List every one of the lines below as a numbered list, omitting any blank lines.

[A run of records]
+ + +

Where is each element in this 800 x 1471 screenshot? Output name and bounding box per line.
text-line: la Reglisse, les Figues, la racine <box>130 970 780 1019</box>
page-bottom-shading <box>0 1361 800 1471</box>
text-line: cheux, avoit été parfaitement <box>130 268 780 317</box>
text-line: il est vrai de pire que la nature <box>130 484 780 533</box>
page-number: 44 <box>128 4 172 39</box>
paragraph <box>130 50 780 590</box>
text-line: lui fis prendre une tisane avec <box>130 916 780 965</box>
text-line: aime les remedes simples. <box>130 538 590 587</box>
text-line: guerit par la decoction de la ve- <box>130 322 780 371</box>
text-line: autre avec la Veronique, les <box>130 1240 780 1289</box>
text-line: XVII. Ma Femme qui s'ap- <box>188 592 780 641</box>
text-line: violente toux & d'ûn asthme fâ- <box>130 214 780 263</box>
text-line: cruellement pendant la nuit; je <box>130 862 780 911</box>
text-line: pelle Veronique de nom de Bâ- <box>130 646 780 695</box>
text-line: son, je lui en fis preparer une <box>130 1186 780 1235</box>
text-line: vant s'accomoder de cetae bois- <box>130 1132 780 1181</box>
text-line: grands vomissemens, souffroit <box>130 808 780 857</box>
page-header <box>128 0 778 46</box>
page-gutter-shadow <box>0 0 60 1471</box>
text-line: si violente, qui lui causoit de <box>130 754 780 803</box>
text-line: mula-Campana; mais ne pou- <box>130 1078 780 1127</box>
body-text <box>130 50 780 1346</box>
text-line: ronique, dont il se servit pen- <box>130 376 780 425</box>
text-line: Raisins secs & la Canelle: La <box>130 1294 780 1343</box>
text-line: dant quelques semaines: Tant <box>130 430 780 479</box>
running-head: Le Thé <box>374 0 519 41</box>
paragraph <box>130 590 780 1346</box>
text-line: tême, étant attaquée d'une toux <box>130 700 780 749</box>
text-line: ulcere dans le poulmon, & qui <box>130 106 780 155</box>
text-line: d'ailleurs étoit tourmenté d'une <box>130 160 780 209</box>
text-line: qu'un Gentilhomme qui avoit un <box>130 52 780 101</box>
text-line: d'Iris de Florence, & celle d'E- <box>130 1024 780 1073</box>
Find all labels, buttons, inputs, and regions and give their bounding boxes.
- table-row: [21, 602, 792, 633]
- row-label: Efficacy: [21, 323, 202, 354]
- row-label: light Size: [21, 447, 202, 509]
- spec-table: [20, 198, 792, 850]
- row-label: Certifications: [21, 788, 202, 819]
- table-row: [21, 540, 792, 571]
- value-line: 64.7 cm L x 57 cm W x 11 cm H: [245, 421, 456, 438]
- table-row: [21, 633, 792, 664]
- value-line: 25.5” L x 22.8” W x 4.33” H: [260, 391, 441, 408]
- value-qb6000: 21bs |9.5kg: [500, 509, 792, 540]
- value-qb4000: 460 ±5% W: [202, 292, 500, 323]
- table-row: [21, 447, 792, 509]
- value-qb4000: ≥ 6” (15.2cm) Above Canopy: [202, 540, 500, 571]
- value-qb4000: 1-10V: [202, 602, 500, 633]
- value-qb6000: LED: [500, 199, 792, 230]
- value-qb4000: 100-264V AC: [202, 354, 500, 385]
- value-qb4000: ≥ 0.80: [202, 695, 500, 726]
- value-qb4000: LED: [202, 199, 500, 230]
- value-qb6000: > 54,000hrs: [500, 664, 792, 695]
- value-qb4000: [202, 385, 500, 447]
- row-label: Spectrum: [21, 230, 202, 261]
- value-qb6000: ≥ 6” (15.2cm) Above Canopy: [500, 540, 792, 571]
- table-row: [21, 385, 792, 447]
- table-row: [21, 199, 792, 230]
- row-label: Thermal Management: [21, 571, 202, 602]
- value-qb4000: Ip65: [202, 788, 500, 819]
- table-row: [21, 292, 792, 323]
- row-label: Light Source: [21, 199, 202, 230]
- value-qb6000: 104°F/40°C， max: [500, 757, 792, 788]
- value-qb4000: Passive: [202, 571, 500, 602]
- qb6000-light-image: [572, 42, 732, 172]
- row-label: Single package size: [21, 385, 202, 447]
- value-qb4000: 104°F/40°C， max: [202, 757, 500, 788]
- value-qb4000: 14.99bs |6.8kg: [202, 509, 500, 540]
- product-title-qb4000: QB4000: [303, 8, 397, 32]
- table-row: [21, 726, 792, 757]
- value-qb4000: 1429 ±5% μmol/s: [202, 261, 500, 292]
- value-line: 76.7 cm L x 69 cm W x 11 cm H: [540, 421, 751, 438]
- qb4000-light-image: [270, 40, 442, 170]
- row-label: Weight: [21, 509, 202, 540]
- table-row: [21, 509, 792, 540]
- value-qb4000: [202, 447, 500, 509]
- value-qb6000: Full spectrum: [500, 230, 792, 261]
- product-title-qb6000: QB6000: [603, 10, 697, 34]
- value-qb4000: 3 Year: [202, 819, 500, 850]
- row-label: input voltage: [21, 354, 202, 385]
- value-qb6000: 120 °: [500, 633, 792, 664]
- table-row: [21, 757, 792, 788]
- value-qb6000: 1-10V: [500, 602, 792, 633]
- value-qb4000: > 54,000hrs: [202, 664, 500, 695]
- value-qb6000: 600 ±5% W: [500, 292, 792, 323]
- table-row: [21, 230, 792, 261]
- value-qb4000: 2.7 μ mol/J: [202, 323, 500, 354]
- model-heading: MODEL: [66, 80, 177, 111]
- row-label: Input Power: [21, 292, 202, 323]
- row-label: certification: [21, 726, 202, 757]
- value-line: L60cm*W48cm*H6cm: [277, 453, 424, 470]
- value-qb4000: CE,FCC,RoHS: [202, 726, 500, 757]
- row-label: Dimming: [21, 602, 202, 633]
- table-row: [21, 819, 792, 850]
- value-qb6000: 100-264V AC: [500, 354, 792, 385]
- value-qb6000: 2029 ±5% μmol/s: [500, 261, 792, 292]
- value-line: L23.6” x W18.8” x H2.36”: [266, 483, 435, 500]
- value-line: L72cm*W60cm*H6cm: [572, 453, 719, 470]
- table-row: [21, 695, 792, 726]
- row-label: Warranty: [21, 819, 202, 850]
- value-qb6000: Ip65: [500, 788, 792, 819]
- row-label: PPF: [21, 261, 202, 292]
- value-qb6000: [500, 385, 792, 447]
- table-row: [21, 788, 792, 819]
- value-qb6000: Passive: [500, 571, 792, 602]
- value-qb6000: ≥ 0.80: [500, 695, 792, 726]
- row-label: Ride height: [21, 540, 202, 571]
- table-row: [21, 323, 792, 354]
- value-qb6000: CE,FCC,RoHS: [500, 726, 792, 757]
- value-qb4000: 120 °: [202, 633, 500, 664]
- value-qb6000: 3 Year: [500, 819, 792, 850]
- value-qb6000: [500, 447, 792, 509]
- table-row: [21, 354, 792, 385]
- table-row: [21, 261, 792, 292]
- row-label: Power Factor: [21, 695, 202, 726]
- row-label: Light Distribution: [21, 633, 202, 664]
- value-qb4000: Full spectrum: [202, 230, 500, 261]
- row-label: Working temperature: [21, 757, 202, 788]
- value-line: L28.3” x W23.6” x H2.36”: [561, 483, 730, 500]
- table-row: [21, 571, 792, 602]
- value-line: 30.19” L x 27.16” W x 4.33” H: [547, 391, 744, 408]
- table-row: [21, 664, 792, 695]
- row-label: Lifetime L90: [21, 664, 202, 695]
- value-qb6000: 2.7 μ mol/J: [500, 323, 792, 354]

+ + +

• [Answer for the task]
1. Where is each element in this 800 x 1471 screenshot? Output name and bounding box per line.
2. text-line: la Reglisse, les Figues, la racine <box>130 970 780 1019</box>
3. page-bottom-shading <box>0 1361 800 1471</box>
4. text-line: cheux, avoit été parfaitement <box>130 268 780 317</box>
5. text-line: il est vrai de pire que la nature <box>130 484 780 533</box>
6. page-number: 44 <box>128 4 172 39</box>
7. paragraph <box>130 50 780 590</box>
8. text-line: lui fis prendre une tisane avec <box>130 916 780 965</box>
9. text-line: aime les remedes simples. <box>130 538 590 587</box>
10. text-line: guerit par la decoction de la ve- <box>130 322 780 371</box>
11. text-line: autre avec la Veronique, les <box>130 1240 780 1289</box>
12. text-line: XVII. Ma Femme qui s'ap- <box>188 592 780 641</box>
13. text-line: violente toux & d'ûn asthme fâ- <box>130 214 780 263</box>
14. text-line: cruellement pendant la nuit; je <box>130 862 780 911</box>
15. text-line: pelle Veronique de nom de Bâ- <box>130 646 780 695</box>
16. text-line: son, je lui en fis preparer une <box>130 1186 780 1235</box>
17. text-line: vant s'accomoder de cetae bois- <box>130 1132 780 1181</box>
18. text-line: grands vomissemens, souffroit <box>130 808 780 857</box>
19. page-header <box>128 0 778 46</box>
20. page-gutter-shadow <box>0 0 60 1471</box>
21. text-line: si violente, qui lui causoit de <box>130 754 780 803</box>
22. text-line: mula-Campana; mais ne pou- <box>130 1078 780 1127</box>
23. body-text <box>130 50 780 1346</box>
24. text-line: ronique, dont il se servit pen- <box>130 376 780 425</box>
25. text-line: Raisins secs & la Canelle: La <box>130 1294 780 1343</box>
26. text-line: dant quelques semaines: Tant <box>130 430 780 479</box>
27. running-head: Le Thé <box>374 0 519 41</box>
28. paragraph <box>130 590 780 1346</box>
29. text-line: tême, étant attaquée d'une toux <box>130 700 780 749</box>
30. text-line: ulcere dans le poulmon, & qui <box>130 106 780 155</box>
31. text-line: d'ailleurs étoit tourmenté d'une <box>130 160 780 209</box>
32. text-line: qu'un Gentilhomme qui avoit un <box>130 52 780 101</box>
33. text-line: d'Iris de Florence, & celle d'E- <box>130 1024 780 1073</box>
34. Find all labels, buttons, inputs, and regions and give their bounding boxes.
35. - table-row: [21, 602, 792, 633]
36. - row-label: Efficacy: [21, 323, 202, 354]
37. - row-label: light Size: [21, 447, 202, 509]
38. - spec-table: [20, 198, 792, 850]
39. - row-label: Certifications: [21, 788, 202, 819]
40. - table-row: [21, 540, 792, 571]
41. - value-line: 64.7 cm L x 57 cm W x 11 cm H: [245, 421, 456, 438]
42. - table-row: [21, 633, 792, 664]
43. - value-line: 25.5” L x 22.8” W x 4.33” H: [260, 391, 441, 408]
44. - value-qb6000: 21bs |9.5kg: [500, 509, 792, 540]
45. - value-qb4000: 460 ±5% W: [202, 292, 500, 323]
46. - table-row: [21, 447, 792, 509]
47. - value-qb4000: ≥ 6” (15.2cm) Above Canopy: [202, 540, 500, 571]
48. - value-qb4000: 1-10V: [202, 602, 500, 633]
49. - value-qb6000: LED: [500, 199, 792, 230]
50. - value-qb4000: 100-264V AC: [202, 354, 500, 385]
51. - value-qb4000: ≥ 0.80: [202, 695, 500, 726]
52. - value-qb4000: LED: [202, 199, 500, 230]
53. - value-qb6000: > 54,000hrs: [500, 664, 792, 695]
54. - value-qb4000: [202, 385, 500, 447]
55. - row-label: Spectrum: [21, 230, 202, 261]
56. - value-qb6000: ≥ 6” (15.2cm) Above Canopy: [500, 540, 792, 571]
57. - table-row: [21, 385, 792, 447]
58. - table-row: [21, 199, 792, 230]
59. - row-label: Thermal Management: [21, 571, 202, 602]
60. - value-qb4000: Ip65: [202, 788, 500, 819]
61. - table-row: [21, 292, 792, 323]
62. - row-label: Light Source: [21, 199, 202, 230]
63. - value-qb6000: 104°F/40°C， max: [500, 757, 792, 788]
64. - value-qb4000: Passive: [202, 571, 500, 602]
65. - qb6000-light-image: [572, 42, 732, 172]
66. - row-label: Single package size: [21, 385, 202, 447]
67. - value-qb4000: 104°F/40°C， max: [202, 757, 500, 788]
68. - value-qb4000: 14.99bs |6.8kg: [202, 509, 500, 540]
69. - product-title-qb4000: QB4000: [303, 8, 397, 32]
70. - table-row: [21, 726, 792, 757]
71. - value-qb4000: 1429 ±5% μmol/s: [202, 261, 500, 292]
72. - value-line: 76.7 cm L x 69 cm W x 11 cm H: [540, 421, 751, 438]
73. - qb4000-light-image: [270, 40, 442, 170]
74. - row-label: Weight: [21, 509, 202, 540]
75. - table-row: [21, 509, 792, 540]
76. - value-qb4000: [202, 447, 500, 509]
77. - value-qb6000: Full spectrum: [500, 230, 792, 261]
78. - product-title-qb6000: QB6000: [603, 10, 697, 34]
79. - value-qb4000: 3 Year: [202, 819, 500, 850]
80. - row-label: input voltage: [21, 354, 202, 385]
81. - value-qb6000: 120 °: [500, 633, 792, 664]
82. - table-row: [21, 757, 792, 788]
83. - value-qb6000: 1-10V: [500, 602, 792, 633]
84. - value-qb4000: > 54,000hrs: [202, 664, 500, 695]
85. - value-qb6000: 600 ±5% W: [500, 292, 792, 323]
86. - table-row: [21, 230, 792, 261]
87. - value-qb4000: 2.7 μ mol/J: [202, 323, 500, 354]
88. - model-heading: MODEL: [66, 80, 177, 111]
89. - row-label: Input Power: [21, 292, 202, 323]
90. - row-label: certification: [21, 726, 202, 757]
91. - value-line: L60cm*W48cm*H6cm: [277, 453, 424, 470]
92. - value-qb4000: CE,FCC,RoHS: [202, 726, 500, 757]
93. - row-label: Dimming: [21, 602, 202, 633]
94. - table-row: [21, 819, 792, 850]
95. - value-qb6000: 100-264V AC: [500, 354, 792, 385]
96. - value-qb6000: 2029 ±5% μmol/s: [500, 261, 792, 292]
97. - value-line: L23.6” x W18.8” x H2.36”: [266, 483, 435, 500]
98. - value-line: L72cm*W60cm*H6cm: [572, 453, 719, 470]
99. - table-row: [21, 695, 792, 726]
100. - row-label: Warranty: [21, 819, 202, 850]
101. - value-qb6000: Ip65: [500, 788, 792, 819]
102. - row-label: PPF: [21, 261, 202, 292]
103. - value-qb6000: [500, 385, 792, 447]
104. - table-row: [21, 788, 792, 819]
105. - value-qb6000: Passive: [500, 571, 792, 602]
106. - value-qb6000: ≥ 0.80: [500, 695, 792, 726]
107. - row-label: Ride height: [21, 540, 202, 571]
108. - table-row: [21, 323, 792, 354]
109. - value-qb6000: CE,FCC,RoHS: [500, 726, 792, 757]
110. - value-qb4000: 120 °: [202, 633, 500, 664]
111. - value-qb6000: 3 Year: [500, 819, 792, 850]
112. - value-qb6000: [500, 447, 792, 509]
113. - table-row: [21, 354, 792, 385]
114. - table-row: [21, 261, 792, 292]
115. - row-label: Power Factor: [21, 695, 202, 726]
116. - row-label: Light Distribution: [21, 633, 202, 664]
117. - value-qb4000: Full spectrum: [202, 230, 500, 261]
118. - row-label: Working temperature: [21, 757, 202, 788]
119. - value-line: L28.3” x W23.6” x H2.36”: [561, 483, 730, 500]
120. - table-row: [21, 571, 792, 602]
121. - value-line: 30.19” L x 27.16” W x 4.33” H: [547, 391, 744, 408]
122. - table-row: [21, 664, 792, 695]
123. - row-label: Lifetime L90: [21, 664, 202, 695]
124. - value-qb6000: 2.7 μ mol/J: [500, 323, 792, 354]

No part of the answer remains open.